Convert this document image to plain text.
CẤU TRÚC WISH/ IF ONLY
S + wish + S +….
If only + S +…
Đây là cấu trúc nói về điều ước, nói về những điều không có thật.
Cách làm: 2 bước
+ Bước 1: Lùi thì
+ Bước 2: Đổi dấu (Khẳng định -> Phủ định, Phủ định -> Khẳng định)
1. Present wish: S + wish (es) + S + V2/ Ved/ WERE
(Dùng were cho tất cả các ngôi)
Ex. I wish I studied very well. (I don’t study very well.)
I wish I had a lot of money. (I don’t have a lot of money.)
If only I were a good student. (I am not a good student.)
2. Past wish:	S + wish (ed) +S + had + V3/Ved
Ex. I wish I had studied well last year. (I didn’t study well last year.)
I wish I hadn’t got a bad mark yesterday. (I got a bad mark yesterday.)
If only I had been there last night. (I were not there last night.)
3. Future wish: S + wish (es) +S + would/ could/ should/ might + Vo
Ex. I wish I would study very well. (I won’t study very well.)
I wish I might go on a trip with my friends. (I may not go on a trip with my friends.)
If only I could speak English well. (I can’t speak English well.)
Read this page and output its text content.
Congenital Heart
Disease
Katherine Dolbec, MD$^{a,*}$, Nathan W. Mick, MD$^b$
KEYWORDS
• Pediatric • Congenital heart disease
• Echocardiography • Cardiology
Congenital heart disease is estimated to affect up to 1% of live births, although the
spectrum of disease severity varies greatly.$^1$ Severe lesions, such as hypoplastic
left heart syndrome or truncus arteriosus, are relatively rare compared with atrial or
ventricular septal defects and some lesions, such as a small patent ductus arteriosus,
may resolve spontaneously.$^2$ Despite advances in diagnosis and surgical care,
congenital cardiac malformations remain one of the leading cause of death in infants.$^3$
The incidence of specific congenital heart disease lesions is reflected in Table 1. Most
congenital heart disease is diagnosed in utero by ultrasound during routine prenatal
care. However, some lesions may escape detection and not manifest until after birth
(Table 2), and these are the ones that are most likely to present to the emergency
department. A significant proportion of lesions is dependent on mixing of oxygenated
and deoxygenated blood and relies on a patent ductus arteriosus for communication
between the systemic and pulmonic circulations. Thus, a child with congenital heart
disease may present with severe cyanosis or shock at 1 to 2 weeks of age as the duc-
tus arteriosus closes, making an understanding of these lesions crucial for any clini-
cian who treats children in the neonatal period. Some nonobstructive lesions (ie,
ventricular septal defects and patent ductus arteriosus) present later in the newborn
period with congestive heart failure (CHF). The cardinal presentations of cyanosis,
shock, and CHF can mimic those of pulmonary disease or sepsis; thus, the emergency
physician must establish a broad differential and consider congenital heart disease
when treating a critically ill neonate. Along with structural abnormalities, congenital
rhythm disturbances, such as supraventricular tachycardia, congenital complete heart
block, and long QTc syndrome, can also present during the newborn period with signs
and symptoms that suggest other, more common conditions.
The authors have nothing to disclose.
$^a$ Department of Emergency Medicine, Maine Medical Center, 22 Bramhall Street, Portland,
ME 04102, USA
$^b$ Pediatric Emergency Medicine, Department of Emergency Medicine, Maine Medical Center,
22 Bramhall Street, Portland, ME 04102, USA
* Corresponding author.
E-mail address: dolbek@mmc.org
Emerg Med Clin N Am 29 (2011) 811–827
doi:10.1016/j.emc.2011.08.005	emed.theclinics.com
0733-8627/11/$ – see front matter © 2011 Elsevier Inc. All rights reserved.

◇ ◇ ◇ ◇

# Task requirements
Every entry must be output again, exactly as written above.

# Complete output
Convert this document image to plain text.
CẤU TRÚC WISH/ IF ONLY
S + wish + S +….
If only + S +…
Đây là cấu trúc nói về điều ước, nói về những điều không có thật.
Cách làm: 2 bước
+ Bước 1: Lùi thì
+ Bước 2: Đổi dấu (Khẳng định -> Phủ định, Phủ định -> Khẳng định)
1. Present wish: S + wish (es) + S + V2/ Ved/ WERE
(Dùng were cho tất cả các ngôi)
Ex. I wish I studied very well. (I don’t study very well.)
I wish I had a lot of money. (I don’t have a lot of money.)
If only I were a good student. (I am not a good student.)
2. Past wish:	S + wish (ed) +S + had + V3/Ved
Ex. I wish I had studied well last year. (I didn’t study well last year.)
I wish I hadn’t got a bad mark yesterday. (I got a bad mark yesterday.)
If only I had been there last night. (I were not there last night.)
3. Future wish: S + wish (es) +S + would/ could/ should/ might + Vo
Ex. I wish I would study very well. (I won’t study very well.)
I wish I might go on a trip with my friends. (I may not go on a trip with my friends.)
If only I could speak English well. (I can’t speak English well.)
Read this page and output its text content.
Congenital Heart
Disease
Katherine Dolbec, MD$^{a,*}$, Nathan W. Mick, MD$^b$
KEYWORDS
• Pediatric • Congenital heart disease
• Echocardiography • Cardiology
Congenital heart disease is estimated to affect up to 1% of live births, although the
spectrum of disease severity varies greatly.$^1$ Severe lesions, such as hypoplastic
left heart syndrome or truncus arteriosus, are relatively rare compared with atrial or
ventricular septal defects and some lesions, such as a small patent ductus arteriosus,
may resolve spontaneously.$^2$ Despite advances in diagnosis and surgical care,
congenital cardiac malformations remain one of the leading cause of death in infants.$^3$
The incidence of specific congenital heart disease lesions is reflected in Table 1. Most
congenital heart disease is diagnosed in utero by ultrasound during routine prenatal
care. However, some lesions may escape detection and not manifest until after birth
(Table 2), and these are the ones that are most likely to present to the emergency
department. A significant proportion of lesions is dependent on mixing of oxygenated
and deoxygenated blood and relies on a patent ductus arteriosus for communication
between the systemic and pulmonic circulations. Thus, a child with congenital heart
disease may present with severe cyanosis or shock at 1 to 2 weeks of age as the duc-
tus arteriosus closes, making an understanding of these lesions crucial for any clini-
cian who treats children in the neonatal period. Some nonobstructive lesions (ie,
ventricular septal defects and patent ductus arteriosus) present later in the newborn
period with congestive heart failure (CHF). The cardinal presentations of cyanosis,
shock, and CHF can mimic those of pulmonary disease or sepsis; thus, the emergency
physician must establish a broad differential and consider congenital heart disease
when treating a critically ill neonate. Along with structural abnormalities, congenital
rhythm disturbances, such as supraventricular tachycardia, congenital complete heart
block, and long QTc syndrome, can also present during the newborn period with signs
and symptoms that suggest other, more common conditions.
The authors have nothing to disclose.
$^a$ Department of Emergency Medicine, Maine Medical Center, 22 Bramhall Street, Portland,
ME 04102, USA
$^b$ Pediatric Emergency Medicine, Department of Emergency Medicine, Maine Medical Center,
22 Bramhall Street, Portland, ME 04102, USA
* Corresponding author.
E-mail address: dolbek@mmc.org
Emerg Med Clin N Am 29 (2011) 811–827
doi:10.1016/j.emc.2011.08.005	emed.theclinics.com
0733-8627/11/$ – see front matter © 2011 Elsevier Inc. All rights reserved.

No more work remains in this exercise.